WHAT NEEDS TO BE DONE — Return every line below in which "price" appears.

Data records —

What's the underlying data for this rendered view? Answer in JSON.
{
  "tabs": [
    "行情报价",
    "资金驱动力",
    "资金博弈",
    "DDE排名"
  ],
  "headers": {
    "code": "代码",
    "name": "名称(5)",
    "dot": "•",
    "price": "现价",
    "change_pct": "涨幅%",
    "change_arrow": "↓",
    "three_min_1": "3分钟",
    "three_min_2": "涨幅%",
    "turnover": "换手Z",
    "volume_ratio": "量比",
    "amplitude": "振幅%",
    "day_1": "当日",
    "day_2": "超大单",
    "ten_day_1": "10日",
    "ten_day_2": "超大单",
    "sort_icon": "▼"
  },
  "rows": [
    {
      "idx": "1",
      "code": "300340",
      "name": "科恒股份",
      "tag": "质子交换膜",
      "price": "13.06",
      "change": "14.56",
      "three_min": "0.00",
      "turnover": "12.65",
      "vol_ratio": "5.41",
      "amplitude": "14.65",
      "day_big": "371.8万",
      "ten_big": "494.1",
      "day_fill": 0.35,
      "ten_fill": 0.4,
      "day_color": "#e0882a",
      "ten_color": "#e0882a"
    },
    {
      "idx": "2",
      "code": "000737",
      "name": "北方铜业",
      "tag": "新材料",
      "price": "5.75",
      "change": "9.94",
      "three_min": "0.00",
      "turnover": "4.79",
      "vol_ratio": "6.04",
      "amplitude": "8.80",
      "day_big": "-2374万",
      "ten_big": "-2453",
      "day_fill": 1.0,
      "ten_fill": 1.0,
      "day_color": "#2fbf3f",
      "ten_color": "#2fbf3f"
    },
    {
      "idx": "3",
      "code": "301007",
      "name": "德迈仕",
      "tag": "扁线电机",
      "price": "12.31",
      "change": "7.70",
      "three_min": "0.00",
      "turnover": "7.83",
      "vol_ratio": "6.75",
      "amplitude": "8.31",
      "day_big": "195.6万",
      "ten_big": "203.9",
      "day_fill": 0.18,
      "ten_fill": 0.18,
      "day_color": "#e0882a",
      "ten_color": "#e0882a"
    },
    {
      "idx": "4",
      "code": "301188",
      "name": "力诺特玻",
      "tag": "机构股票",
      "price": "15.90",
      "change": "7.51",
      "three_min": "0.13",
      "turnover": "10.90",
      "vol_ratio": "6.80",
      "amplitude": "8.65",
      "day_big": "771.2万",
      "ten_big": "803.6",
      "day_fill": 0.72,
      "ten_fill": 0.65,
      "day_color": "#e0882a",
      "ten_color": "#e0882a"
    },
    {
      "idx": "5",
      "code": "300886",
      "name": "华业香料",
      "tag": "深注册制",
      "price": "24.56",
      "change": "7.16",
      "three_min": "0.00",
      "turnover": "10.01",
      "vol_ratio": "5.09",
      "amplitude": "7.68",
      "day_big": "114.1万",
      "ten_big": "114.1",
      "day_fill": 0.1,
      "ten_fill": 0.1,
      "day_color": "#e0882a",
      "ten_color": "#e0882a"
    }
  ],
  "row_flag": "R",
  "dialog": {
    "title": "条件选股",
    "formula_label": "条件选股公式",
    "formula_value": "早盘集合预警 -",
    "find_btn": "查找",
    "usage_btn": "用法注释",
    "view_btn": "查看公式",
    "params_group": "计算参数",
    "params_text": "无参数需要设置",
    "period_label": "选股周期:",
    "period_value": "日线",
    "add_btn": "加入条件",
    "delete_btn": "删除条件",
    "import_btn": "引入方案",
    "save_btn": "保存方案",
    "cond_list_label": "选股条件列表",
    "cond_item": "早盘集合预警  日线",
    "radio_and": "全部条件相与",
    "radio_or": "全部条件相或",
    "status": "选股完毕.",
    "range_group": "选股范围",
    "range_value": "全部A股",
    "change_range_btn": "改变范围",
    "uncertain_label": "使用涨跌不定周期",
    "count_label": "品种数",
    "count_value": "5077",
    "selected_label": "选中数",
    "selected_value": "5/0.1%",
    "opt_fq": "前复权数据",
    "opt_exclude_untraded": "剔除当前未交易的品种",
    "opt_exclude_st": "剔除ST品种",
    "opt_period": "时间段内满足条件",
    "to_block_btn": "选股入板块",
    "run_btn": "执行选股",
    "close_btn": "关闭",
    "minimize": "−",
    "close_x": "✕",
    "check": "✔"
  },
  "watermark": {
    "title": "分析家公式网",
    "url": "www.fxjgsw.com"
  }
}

SOLUTION BELOW —
    "price": "现价",
      "price": "13.06",
      "price": "5.75",
      "price": "12.31",
      "price": "15.90",
      "price": "24.56",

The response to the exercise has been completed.